STATED PROBLEM:
Copy out every record below, word for word.
###
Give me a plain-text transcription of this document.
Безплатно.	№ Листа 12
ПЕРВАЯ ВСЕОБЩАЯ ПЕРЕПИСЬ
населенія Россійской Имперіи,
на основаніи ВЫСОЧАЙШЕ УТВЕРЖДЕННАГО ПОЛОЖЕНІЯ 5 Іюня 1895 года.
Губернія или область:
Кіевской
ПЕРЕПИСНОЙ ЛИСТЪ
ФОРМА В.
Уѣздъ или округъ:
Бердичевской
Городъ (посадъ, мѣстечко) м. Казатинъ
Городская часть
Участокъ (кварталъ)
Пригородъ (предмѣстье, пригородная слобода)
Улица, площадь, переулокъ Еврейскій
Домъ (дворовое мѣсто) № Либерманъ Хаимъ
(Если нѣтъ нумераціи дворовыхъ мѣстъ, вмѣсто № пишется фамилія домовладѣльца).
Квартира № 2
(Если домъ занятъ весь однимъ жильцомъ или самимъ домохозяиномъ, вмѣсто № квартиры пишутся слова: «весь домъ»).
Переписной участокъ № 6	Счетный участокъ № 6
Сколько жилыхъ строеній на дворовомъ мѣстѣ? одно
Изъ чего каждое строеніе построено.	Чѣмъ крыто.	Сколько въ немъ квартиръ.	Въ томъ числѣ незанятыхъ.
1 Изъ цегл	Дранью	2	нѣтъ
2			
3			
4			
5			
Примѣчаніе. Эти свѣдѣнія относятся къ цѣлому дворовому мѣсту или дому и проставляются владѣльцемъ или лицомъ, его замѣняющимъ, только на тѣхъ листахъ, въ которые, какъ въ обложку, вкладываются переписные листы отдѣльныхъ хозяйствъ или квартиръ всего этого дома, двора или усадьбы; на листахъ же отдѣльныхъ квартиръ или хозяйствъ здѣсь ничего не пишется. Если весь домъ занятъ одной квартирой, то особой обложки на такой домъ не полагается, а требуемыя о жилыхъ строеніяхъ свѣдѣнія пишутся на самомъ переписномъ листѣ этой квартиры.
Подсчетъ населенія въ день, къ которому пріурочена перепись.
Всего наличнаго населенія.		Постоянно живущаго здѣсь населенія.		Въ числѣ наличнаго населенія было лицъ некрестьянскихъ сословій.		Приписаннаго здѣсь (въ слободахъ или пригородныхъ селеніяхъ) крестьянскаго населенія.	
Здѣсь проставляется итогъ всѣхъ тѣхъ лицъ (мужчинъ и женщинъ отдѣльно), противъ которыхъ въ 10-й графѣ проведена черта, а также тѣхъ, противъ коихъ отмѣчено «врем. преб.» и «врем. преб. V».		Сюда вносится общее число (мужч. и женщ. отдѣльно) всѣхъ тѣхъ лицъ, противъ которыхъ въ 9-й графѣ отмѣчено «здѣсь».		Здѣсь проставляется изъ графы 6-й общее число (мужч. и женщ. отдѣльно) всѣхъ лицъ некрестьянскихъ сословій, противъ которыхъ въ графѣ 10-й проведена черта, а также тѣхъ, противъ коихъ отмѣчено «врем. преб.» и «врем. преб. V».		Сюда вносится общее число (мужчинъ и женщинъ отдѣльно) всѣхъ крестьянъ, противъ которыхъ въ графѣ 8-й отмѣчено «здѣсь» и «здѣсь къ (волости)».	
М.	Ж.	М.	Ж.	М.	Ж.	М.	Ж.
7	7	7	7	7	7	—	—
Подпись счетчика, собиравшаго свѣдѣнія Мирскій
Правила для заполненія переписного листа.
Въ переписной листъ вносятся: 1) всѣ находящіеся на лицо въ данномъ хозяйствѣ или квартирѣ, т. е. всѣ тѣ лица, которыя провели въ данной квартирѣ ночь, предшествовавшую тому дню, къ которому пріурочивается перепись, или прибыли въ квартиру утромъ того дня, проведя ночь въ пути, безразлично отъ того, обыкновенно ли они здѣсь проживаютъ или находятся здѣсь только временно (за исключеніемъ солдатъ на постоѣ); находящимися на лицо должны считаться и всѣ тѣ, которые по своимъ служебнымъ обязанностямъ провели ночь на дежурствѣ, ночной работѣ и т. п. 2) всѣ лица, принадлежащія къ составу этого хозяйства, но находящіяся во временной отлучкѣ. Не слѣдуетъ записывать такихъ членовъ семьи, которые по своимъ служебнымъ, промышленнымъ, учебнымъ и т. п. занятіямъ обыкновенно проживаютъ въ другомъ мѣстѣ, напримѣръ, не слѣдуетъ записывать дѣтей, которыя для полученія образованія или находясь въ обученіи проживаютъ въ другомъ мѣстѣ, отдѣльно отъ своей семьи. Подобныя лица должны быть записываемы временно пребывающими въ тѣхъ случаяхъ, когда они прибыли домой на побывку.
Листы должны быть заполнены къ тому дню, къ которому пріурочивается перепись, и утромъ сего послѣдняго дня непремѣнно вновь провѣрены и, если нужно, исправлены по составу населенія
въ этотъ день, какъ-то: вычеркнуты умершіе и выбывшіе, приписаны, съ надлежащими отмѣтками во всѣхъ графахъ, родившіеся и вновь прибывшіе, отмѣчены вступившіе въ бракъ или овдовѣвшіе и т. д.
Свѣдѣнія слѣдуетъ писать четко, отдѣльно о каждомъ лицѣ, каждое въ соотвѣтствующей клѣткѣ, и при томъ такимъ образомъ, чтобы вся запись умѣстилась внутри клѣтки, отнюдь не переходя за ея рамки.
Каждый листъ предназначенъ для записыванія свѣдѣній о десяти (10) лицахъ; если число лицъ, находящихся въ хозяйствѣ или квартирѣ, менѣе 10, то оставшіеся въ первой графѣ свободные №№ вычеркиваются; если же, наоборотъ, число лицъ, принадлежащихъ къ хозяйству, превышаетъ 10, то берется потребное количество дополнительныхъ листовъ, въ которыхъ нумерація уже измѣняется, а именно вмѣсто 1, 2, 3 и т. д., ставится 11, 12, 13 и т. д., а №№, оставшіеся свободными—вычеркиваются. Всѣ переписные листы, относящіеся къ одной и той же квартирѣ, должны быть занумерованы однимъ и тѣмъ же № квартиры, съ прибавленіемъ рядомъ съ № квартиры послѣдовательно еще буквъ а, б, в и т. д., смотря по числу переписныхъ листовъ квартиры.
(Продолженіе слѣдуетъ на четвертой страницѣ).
###
OUTPUT OF THE TASK:
Give me a plain-text transcription of this document.
Безплатно.	№ Листа 12
ПЕРВАЯ ВСЕОБЩАЯ ПЕРЕПИСЬ
населенія Россійской Имперіи,
на основаніи ВЫСОЧАЙШЕ УТВЕРЖДЕННАГО ПОЛОЖЕНІЯ 5 Іюня 1895 года.
Губернія или область:
Кіевской
ПЕРЕПИСНОЙ ЛИСТЪ
ФОРМА В.
Уѣздъ или округъ:
Бердичевской
Городъ (посадъ, мѣстечко) м. Казатинъ
Городская часть
Участокъ (кварталъ)
Пригородъ (предмѣстье, пригородная слобода)
Улица, площадь, переулокъ Еврейскій
Домъ (дворовое мѣсто) № Либерманъ Хаимъ
(Если нѣтъ нумераціи дворовыхъ мѣстъ, вмѣсто № пишется фамилія домовладѣльца).
Квартира № 2
(Если домъ занятъ весь однимъ жильцомъ или самимъ домохозяиномъ, вмѣсто № квартиры пишутся слова: «весь домъ»).
Переписной участокъ № 6	Счетный участокъ № 6
Сколько жилыхъ строеній на дворовомъ мѣстѣ? одно
Изъ чего каждое строеніе построено.	Чѣмъ крыто.	Сколько въ немъ квартиръ.	Въ томъ числѣ незанятыхъ.
1 Изъ цегл	Дранью	2	нѣтъ
2			
3			
4			
5			
Примѣчаніе. Эти свѣдѣнія относятся къ цѣлому дворовому мѣсту или дому и проставляются владѣльцемъ или лицомъ, его замѣняющимъ, только на тѣхъ листахъ, въ которые, какъ въ обложку, вкладываются переписные листы отдѣльныхъ хозяйствъ или квартиръ всего этого дома, двора или усадьбы; на листахъ же отдѣльныхъ квартиръ или хозяйствъ здѣсь ничего не пишется. Если весь домъ занятъ одной квартирой, то особой обложки на такой домъ не полагается, а требуемыя о жилыхъ строеніяхъ свѣдѣнія пишутся на самомъ переписномъ листѣ этой квартиры.
Подсчетъ населенія въ день, къ которому пріурочена перепись.
Всего наличнаго населенія.		Постоянно живущаго здѣсь населенія.		Въ числѣ наличнаго населенія было лицъ некрестьянскихъ сословій.		Приписаннаго здѣсь (въ слободахъ или пригородныхъ селеніяхъ) крестьянскаго населенія.	
Здѣсь проставляется итогъ всѣхъ тѣхъ лицъ (мужчинъ и женщинъ отдѣльно), противъ которыхъ въ 10-й графѣ проведена черта, а также тѣхъ, противъ коихъ отмѣчено «врем. преб.» и «врем. преб. V».		Сюда вносится общее число (мужч. и женщ. отдѣльно) всѣхъ тѣхъ лицъ, противъ которыхъ въ 9-й графѣ отмѣчено «здѣсь».		Здѣсь проставляется изъ графы 6-й общее число (мужч. и женщ. отдѣльно) всѣхъ лицъ некрестьянскихъ сословій, противъ которыхъ въ графѣ 10-й проведена черта, а также тѣхъ, противъ коихъ отмѣчено «врем. преб.» и «врем. преб. V».		Сюда вносится общее число (мужчинъ и женщинъ отдѣльно) всѣхъ крестьянъ, противъ которыхъ въ графѣ 8-й отмѣчено «здѣсь» и «здѣсь къ (волости)».	
М.	Ж.	М.	Ж.	М.	Ж.	М.	Ж.
7	7	7	7	7	7	—	—
Подпись счетчика, собиравшаго свѣдѣнія Мирскій
Правила для заполненія переписного листа.
Въ переписной листъ вносятся: 1) всѣ находящіеся на лицо въ данномъ хозяйствѣ или квартирѣ, т. е. всѣ тѣ лица, которыя провели въ данной квартирѣ ночь, предшествовавшую тому дню, къ которому пріурочивается перепись, или прибыли въ квартиру утромъ того дня, проведя ночь въ пути, безразлично отъ того, обыкновенно ли они здѣсь проживаютъ или находятся здѣсь только временно (за исключеніемъ солдатъ на постоѣ); находящимися на лицо должны считаться и всѣ тѣ, которые по своимъ служебнымъ обязанностямъ провели ночь на дежурствѣ, ночной работѣ и т. п. 2) всѣ лица, принадлежащія къ составу этого хозяйства, но находящіяся во временной отлучкѣ. Не слѣдуетъ записывать такихъ членовъ семьи, которые по своимъ служебнымъ, промышленнымъ, учебнымъ и т. п. занятіямъ обыкновенно проживаютъ въ другомъ мѣстѣ, напримѣръ, не слѣдуетъ записывать дѣтей, которыя для полученія образованія или находясь въ обученіи проживаютъ въ другомъ мѣстѣ, отдѣльно отъ своей семьи. Подобныя лица должны быть записываемы временно пребывающими въ тѣхъ случаяхъ, когда они прибыли домой на побывку.
Листы должны быть заполнены къ тому дню, къ которому пріурочивается перепись, и утромъ сего послѣдняго дня непремѣнно вновь провѣрены и, если нужно, исправлены по составу населенія
въ этотъ день, какъ-то: вычеркнуты умершіе и выбывшіе, приписаны, съ надлежащими отмѣтками во всѣхъ графахъ, родившіеся и вновь прибывшіе, отмѣчены вступившіе въ бракъ или овдовѣвшіе и т. д.
Свѣдѣнія слѣдуетъ писать четко, отдѣльно о каждомъ лицѣ, каждое въ соотвѣтствующей клѣткѣ, и при томъ такимъ образомъ, чтобы вся запись умѣстилась внутри клѣтки, отнюдь не переходя за ея рамки.
Каждый листъ предназначенъ для записыванія свѣдѣній о десяти (10) лицахъ; если число лицъ, находящихся въ хозяйствѣ или квартирѣ, менѣе 10, то оставшіеся въ первой графѣ свободные №№ вычеркиваются; если же, наоборотъ, число лицъ, принадлежащихъ къ хозяйству, превышаетъ 10, то берется потребное количество дополнительныхъ листовъ, въ которыхъ нумерація уже измѣняется, а именно вмѣсто 1, 2, 3 и т. д., ставится 11, 12, 13 и т. д., а №№, оставшіеся свободными—вычеркиваются. Всѣ переписные листы, относящіеся къ одной и той же квартирѣ, должны быть занумерованы однимъ и тѣмъ же № квартиры, съ прибавленіемъ рядомъ съ № квартиры послѣдовательно еще буквъ а, б, в и т. д., смотря по числу переписныхъ листовъ квартиры.
(Продолженіе слѣдуетъ на четвертой страницѣ).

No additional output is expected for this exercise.